=== Input for this task ===
*** Begin section ***

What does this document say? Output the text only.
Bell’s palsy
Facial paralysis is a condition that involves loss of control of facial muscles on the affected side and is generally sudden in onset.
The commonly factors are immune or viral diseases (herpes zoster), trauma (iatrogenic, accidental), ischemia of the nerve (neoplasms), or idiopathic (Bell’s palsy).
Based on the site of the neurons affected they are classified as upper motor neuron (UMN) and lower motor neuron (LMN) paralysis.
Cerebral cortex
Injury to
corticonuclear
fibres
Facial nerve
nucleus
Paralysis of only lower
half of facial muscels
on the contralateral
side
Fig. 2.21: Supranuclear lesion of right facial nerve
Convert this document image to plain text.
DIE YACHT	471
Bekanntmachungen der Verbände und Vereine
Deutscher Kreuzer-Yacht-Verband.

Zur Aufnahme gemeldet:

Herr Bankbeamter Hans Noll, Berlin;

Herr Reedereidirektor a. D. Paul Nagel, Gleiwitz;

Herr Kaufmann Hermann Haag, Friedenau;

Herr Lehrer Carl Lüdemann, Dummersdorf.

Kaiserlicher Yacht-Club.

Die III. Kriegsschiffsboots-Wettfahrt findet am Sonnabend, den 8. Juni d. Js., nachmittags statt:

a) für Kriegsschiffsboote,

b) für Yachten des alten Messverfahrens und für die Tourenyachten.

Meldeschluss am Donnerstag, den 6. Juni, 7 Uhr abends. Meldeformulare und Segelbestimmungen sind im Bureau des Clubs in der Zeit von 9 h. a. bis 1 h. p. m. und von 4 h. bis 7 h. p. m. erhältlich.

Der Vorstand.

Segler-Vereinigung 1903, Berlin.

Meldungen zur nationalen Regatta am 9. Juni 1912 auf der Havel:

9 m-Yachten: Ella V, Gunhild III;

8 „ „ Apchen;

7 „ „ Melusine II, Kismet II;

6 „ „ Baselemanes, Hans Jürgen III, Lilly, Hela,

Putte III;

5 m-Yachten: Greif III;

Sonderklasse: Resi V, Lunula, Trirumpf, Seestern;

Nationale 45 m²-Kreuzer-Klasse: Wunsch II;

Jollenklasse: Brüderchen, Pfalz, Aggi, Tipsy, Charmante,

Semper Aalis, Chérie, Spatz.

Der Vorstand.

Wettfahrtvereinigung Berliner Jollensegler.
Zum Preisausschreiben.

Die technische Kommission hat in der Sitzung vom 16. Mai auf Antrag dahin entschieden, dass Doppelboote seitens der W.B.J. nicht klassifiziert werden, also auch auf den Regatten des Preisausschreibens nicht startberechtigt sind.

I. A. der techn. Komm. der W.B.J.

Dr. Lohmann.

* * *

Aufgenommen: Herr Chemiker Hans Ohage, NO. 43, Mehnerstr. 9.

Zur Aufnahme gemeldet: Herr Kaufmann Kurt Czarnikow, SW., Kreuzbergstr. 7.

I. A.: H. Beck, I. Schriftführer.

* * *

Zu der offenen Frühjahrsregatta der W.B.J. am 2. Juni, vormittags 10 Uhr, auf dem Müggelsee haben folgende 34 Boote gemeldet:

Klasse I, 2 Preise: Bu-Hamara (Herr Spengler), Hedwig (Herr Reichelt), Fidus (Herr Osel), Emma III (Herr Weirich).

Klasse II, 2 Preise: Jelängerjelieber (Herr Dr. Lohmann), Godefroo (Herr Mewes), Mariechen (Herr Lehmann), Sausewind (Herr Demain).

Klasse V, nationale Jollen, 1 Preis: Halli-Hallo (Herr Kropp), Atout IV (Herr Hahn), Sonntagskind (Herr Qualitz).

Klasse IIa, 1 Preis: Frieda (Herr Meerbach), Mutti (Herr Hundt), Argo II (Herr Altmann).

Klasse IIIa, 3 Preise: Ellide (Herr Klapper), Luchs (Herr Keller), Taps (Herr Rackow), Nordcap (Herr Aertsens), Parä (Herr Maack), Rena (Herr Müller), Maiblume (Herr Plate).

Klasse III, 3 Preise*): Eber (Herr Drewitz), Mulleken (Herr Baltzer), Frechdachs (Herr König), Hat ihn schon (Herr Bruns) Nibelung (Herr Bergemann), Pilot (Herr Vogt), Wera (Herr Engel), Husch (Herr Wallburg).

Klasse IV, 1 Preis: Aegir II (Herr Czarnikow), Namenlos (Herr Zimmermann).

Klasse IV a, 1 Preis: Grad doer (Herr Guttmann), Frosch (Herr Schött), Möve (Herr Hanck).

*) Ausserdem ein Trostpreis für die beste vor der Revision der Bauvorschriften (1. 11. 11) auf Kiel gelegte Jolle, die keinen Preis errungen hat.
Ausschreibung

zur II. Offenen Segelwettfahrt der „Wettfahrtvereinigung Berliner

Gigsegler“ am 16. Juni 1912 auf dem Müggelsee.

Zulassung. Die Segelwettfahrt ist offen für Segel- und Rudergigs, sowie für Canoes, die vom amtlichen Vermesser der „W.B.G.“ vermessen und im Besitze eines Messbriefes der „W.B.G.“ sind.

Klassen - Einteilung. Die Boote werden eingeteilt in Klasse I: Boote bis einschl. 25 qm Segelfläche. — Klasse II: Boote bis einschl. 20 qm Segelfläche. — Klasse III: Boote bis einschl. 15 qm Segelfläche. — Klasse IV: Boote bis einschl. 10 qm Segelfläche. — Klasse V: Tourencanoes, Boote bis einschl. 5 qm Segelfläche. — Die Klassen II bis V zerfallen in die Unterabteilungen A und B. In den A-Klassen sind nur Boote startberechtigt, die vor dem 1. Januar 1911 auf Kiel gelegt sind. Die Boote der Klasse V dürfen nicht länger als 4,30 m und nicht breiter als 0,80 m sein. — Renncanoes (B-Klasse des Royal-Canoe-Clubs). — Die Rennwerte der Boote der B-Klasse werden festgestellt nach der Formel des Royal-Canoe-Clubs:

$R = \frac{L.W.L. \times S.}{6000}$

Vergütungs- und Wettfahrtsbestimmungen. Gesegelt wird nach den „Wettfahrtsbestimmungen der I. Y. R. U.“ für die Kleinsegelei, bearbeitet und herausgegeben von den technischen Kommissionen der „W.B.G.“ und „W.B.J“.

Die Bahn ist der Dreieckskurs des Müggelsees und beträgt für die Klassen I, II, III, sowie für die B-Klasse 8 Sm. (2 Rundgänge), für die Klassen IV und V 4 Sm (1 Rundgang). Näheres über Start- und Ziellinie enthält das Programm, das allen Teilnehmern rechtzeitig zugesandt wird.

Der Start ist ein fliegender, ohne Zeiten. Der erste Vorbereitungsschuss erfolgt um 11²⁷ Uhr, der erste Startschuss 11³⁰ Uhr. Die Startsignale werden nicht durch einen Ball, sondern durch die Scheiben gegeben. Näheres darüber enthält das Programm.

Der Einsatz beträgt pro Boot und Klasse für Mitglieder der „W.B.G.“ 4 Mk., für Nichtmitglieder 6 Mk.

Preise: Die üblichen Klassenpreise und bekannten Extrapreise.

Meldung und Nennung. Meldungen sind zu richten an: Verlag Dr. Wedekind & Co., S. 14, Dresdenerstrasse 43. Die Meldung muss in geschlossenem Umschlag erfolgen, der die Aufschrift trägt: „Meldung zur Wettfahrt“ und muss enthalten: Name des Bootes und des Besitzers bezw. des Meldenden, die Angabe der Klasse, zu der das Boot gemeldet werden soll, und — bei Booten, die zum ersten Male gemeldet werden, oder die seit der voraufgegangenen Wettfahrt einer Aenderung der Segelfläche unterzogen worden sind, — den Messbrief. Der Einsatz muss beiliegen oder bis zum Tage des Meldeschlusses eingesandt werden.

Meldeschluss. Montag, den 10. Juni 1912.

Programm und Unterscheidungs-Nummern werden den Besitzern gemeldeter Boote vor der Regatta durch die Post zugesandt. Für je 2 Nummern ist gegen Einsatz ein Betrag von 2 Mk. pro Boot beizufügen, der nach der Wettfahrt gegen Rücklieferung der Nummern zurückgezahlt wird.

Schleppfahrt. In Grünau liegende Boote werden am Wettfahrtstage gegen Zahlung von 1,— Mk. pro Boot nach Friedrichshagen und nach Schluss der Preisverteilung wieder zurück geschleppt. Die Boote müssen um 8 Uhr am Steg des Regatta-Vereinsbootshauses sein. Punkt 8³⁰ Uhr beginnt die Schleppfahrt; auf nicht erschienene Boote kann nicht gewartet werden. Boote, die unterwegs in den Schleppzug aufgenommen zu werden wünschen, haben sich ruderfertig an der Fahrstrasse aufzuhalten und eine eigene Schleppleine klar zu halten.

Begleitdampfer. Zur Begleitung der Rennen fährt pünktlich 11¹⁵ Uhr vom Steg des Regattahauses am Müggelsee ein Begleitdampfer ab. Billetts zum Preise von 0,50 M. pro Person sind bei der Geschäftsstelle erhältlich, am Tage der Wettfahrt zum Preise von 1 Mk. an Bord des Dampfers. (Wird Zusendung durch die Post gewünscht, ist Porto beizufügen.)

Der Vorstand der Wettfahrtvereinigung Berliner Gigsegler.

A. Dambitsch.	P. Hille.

*** End section ***

Report how many lines of the records above contain the word "gegen", giving only the number.

2